» What the task requires
Your task is to filter the data below down to the lines holding "Rename".

(Records from a collection)
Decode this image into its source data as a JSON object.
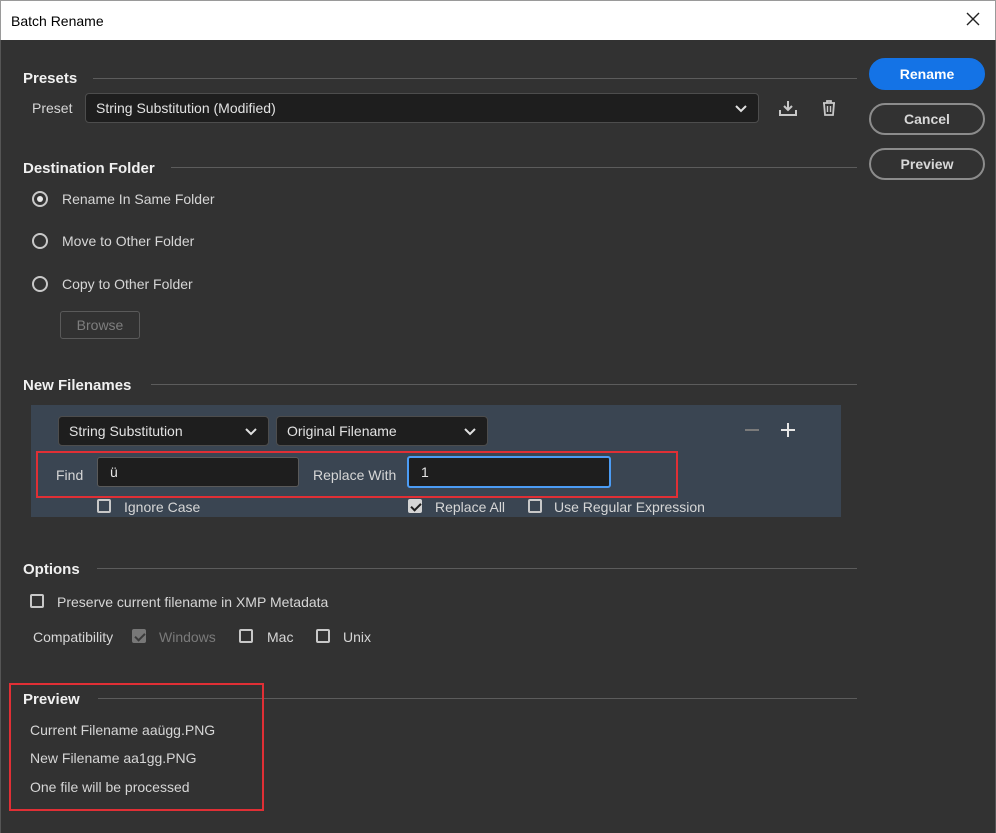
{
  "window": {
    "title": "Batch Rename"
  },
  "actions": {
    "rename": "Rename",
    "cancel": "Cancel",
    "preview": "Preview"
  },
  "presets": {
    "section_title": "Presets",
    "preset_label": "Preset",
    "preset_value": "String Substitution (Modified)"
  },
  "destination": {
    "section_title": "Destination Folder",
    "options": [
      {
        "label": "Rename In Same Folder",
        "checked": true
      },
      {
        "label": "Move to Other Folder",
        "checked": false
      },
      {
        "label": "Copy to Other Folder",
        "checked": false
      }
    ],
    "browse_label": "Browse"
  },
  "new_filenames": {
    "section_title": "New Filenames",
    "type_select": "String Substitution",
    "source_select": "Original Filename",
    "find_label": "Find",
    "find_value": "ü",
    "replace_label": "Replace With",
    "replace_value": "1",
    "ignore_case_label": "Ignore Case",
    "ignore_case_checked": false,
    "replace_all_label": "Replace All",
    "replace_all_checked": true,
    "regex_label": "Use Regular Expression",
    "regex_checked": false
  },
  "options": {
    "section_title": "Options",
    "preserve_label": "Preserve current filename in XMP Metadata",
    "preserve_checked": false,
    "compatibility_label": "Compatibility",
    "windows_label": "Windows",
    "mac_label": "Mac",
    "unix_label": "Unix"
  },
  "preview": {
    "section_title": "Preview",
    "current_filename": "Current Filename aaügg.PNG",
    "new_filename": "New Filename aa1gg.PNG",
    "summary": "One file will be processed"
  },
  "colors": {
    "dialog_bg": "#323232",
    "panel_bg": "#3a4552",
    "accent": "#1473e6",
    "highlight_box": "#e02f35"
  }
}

» Exercise response
    "title": "Batch Rename"
    "rename": "Rename",
        "label": "Rename In Same Folder",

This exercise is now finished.